* **WRITTEN INSTRUCTION**: Extract the text of each entry below exactly, leaving every image behind.

## Begin RECORDS PROVIDED

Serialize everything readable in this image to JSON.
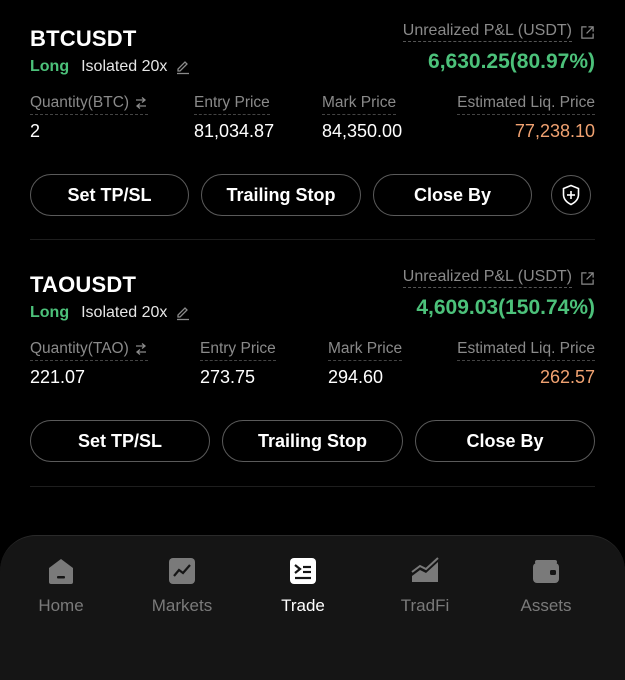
{
  "positions": [
    {
      "symbol": "BTCUSDT",
      "side": "Long",
      "mode": "Isolated 20x",
      "pnl_label": "Unrealized P&L (USDT)",
      "pnl_value": "6,630.25(80.97%)",
      "quantity_label": "Quantity(BTC)",
      "quantity": "2",
      "entry_label": "Entry Price",
      "entry": "81,034.87",
      "mark_label": "Mark Price",
      "mark": "84,350.00",
      "liq_label": "Estimated Liq. Price",
      "liq": "77,238.10",
      "buttons": {
        "tpsl": "Set TP/SL",
        "trailing": "Trailing Stop",
        "close": "Close By"
      }
    },
    {
      "symbol": "TAOUSDT",
      "side": "Long",
      "mode": "Isolated 20x",
      "pnl_label": "Unrealized P&L (USDT)",
      "pnl_value": "4,609.03(150.74%)",
      "quantity_label": "Quantity(TAO)",
      "quantity": "221.07",
      "entry_label": "Entry Price",
      "entry": "273.75",
      "mark_label": "Mark Price",
      "mark": "294.60",
      "liq_label": "Estimated Liq. Price",
      "liq": "262.57",
      "buttons": {
        "tpsl": "Set TP/SL",
        "trailing": "Trailing Stop",
        "close": "Close By"
      }
    }
  ],
  "tabbar": {
    "active": "Trade",
    "items": [
      {
        "label": "Home",
        "icon": "home-icon"
      },
      {
        "label": "Markets",
        "icon": "chart-icon"
      },
      {
        "label": "Trade",
        "icon": "trade-icon"
      },
      {
        "label": "TradFi",
        "icon": "tradfi-icon"
      },
      {
        "label": "Assets",
        "icon": "wallet-icon"
      }
    ]
  },
  "colors": {
    "profit": "#4cc17a",
    "liquidation": "#f0a271",
    "muted": "#8a8a8a",
    "background": "#000000"
  }
}
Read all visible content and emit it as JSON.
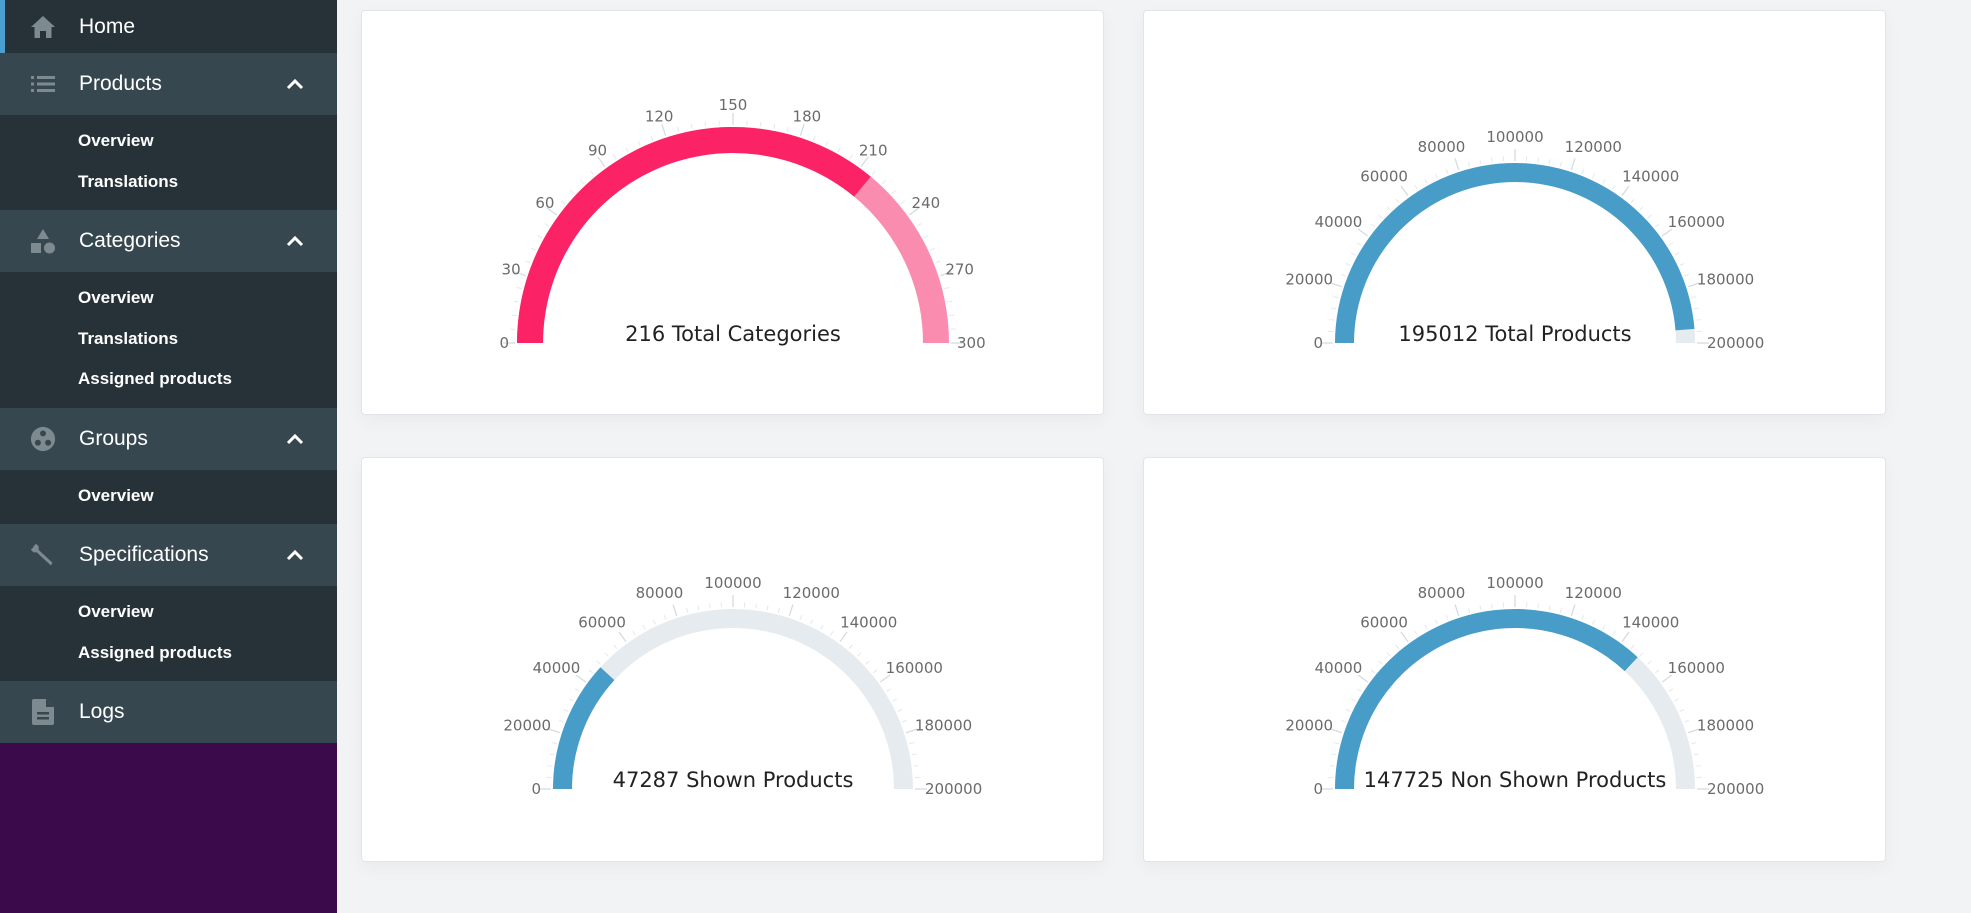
{
  "sidebar": {
    "home": {
      "label": "Home",
      "icon": "home-icon",
      "active": true
    },
    "groups": [
      {
        "label": "Products",
        "icon": "list-icon",
        "expanded": true,
        "items": [
          "Overview",
          "Translations"
        ]
      },
      {
        "label": "Categories",
        "icon": "shapes-icon",
        "expanded": true,
        "items": [
          "Overview",
          "Translations",
          "Assigned products"
        ]
      },
      {
        "label": "Groups",
        "icon": "group-icon",
        "expanded": true,
        "items": [
          "Overview"
        ]
      },
      {
        "label": "Specifications",
        "icon": "wrench-icon",
        "expanded": true,
        "items": [
          "Overview",
          "Assigned products"
        ]
      }
    ],
    "logs": {
      "label": "Logs",
      "icon": "document-icon"
    }
  },
  "colors": {
    "sidebar_bg": "#263238",
    "sidebar_group_bg": "#37474f",
    "sidebar_filler": "#3a0a4a",
    "active_indicator": "#4a9fd0",
    "categories_fill": "#fc2266",
    "categories_track": "#fa8cb0",
    "products_fill": "#489dc8",
    "products_track": "#e6ebef"
  },
  "chart_data": [
    {
      "type": "gauge",
      "title": "216 Total Categories",
      "value": 216,
      "min": 0,
      "max": 300,
      "major_ticks": [
        0,
        30,
        60,
        90,
        120,
        150,
        180,
        210,
        240,
        270,
        300
      ],
      "fill_color": "#fc2266",
      "track_color": "#fa8cb0"
    },
    {
      "type": "gauge",
      "title": "195012 Total Products",
      "value": 195012,
      "min": 0,
      "max": 200000,
      "major_ticks": [
        0,
        20000,
        40000,
        60000,
        80000,
        100000,
        120000,
        140000,
        160000,
        180000,
        200000
      ],
      "fill_color": "#489dc8",
      "track_color": "#e6ebef"
    },
    {
      "type": "gauge",
      "title": "47287 Shown Products",
      "value": 47287,
      "min": 0,
      "max": 200000,
      "major_ticks": [
        0,
        20000,
        40000,
        60000,
        80000,
        100000,
        120000,
        140000,
        160000,
        180000,
        200000
      ],
      "fill_color": "#489dc8",
      "track_color": "#e6ebef"
    },
    {
      "type": "gauge",
      "title": "147725 Non Shown Products",
      "value": 147725,
      "min": 0,
      "max": 200000,
      "major_ticks": [
        0,
        20000,
        40000,
        60000,
        80000,
        100000,
        120000,
        140000,
        160000,
        180000,
        200000
      ],
      "fill_color": "#489dc8",
      "track_color": "#e6ebef"
    }
  ]
}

## End RECORDS PROVIDED

* **THE SOLUTION**:
Serialize everything readable in this image to JSON.
{
  "positions": [
    {
      "symbol": "BTCUSDT",
      "side": "Long",
      "mode": "Isolated 20x",
      "pnl_label": "Unrealized P&L (USDT)",
      "pnl_value": "6,630.25(80.97%)",
      "quantity_label": "Quantity(BTC)",
      "quantity": "2",
      "entry_label": "Entry Price",
      "entry": "81,034.87",
      "mark_label": "Mark Price",
      "mark": "84,350.00",
      "liq_label": "Estimated Liq. Price",
      "liq": "77,238.10",
      "buttons": {
        "tpsl": "Set TP/SL",
        "trailing": "Trailing Stop",
        "close": "Close By"
      }
    },
    {
      "symbol": "TAOUSDT",
      "side": "Long",
      "mode": "Isolated 20x",
      "pnl_label": "Unrealized P&L (USDT)",
      "pnl_value": "4,609.03(150.74%)",
      "quantity_label": "Quantity(TAO)",
      "quantity": "221.07",
      "entry_label": "Entry Price",
      "entry": "273.75",
      "mark_label": "Mark Price",
      "mark": "294.60",
      "liq_label": "Estimated Liq. Price",
      "liq": "262.57",
      "buttons": {
        "tpsl": "Set TP/SL",
        "trailing": "Trailing Stop",
        "close": "Close By"
      }
    }
  ],
  "tabbar": {
    "active": "Trade",
    "items": [
      {
        "label": "Home",
        "icon": "home-icon"
      },
      {
        "label": "Markets",
        "icon": "chart-icon"
      },
      {
        "label": "Trade",
        "icon": "trade-icon"
      },
      {
        "label": "TradFi",
        "icon": "tradfi-icon"
      },
      {
        "label": "Assets",
        "icon": "wallet-icon"
      }
    ]
  },
  "colors": {
    "profit": "#4cc17a",
    "liquidation": "#f0a271",
    "muted": "#8a8a8a",
    "background": "#000000"
  }
}
Read all visible content and emit it as JSON.
{
  "sidebar": {
    "home": {
      "label": "Home",
      "icon": "home-icon",
      "active": true
    },
    "groups": [
      {
        "label": "Products",
        "icon": "list-icon",
        "expanded": true,
        "items": [
          "Overview",
          "Translations"
        ]
      },
      {
        "label": "Categories",
        "icon": "shapes-icon",
        "expanded": true,
        "items": [
          "Overview",
          "Translations",
          "Assigned products"
        ]
      },
      {
        "label": "Groups",
        "icon": "group-icon",
        "expanded": true,
        "items": [
          "Overview"
        ]
      },
      {
        "label": "Specifications",
        "icon": "wrench-icon",
        "expanded": true,
        "items": [
          "Overview",
          "Assigned products"
        ]
      }
    ],
    "logs": {
      "label": "Logs",
      "icon": "document-icon"
    }
  },
  "colors": {
    "sidebar_bg": "#263238",
    "sidebar_group_bg": "#37474f",
    "sidebar_filler": "#3a0a4a",
    "active_indicator": "#4a9fd0",
    "categories_fill": "#fc2266",
    "categories_track": "#fa8cb0",
    "products_fill": "#489dc8",
    "products_track": "#e6ebef"
  },
  "chart_data": [
    {
      "type": "gauge",
      "title": "216 Total Categories",
      "value": 216,
      "min": 0,
      "max": 300,
      "major_ticks": [
        0,
        30,
        60,
        90,
        120,
        150,
        180,
        210,
        240,
        270,
        300
      ],
      "fill_color": "#fc2266",
      "track_color": "#fa8cb0"
    },
    {
      "type": "gauge",
      "title": "195012 Total Products",
      "value": 195012,
      "min": 0,
      "max": 200000,
      "major_ticks": [
        0,
        20000,
        40000,
        60000,
        80000,
        100000,
        120000,
        140000,
        160000,
        180000,
        200000
      ],
      "fill_color": "#489dc8",
      "track_color": "#e6ebef"
    },
    {
      "type": "gauge",
      "title": "47287 Shown Products",
      "value": 47287,
      "min": 0,
      "max": 200000,
      "major_ticks": [
        0,
        20000,
        40000,
        60000,
        80000,
        100000,
        120000,
        140000,
        160000,
        180000,
        200000
      ],
      "fill_color": "#489dc8",
      "track_color": "#e6ebef"
    },
    {
      "type": "gauge",
      "title": "147725 Non Shown Products",
      "value": 147725,
      "min": 0,
      "max": 200000,
      "major_ticks": [
        0,
        20000,
        40000,
        60000,
        80000,
        100000,
        120000,
        140000,
        160000,
        180000,
        200000
      ],
      "fill_color": "#489dc8",
      "track_color": "#e6ebef"
    }
  ]
}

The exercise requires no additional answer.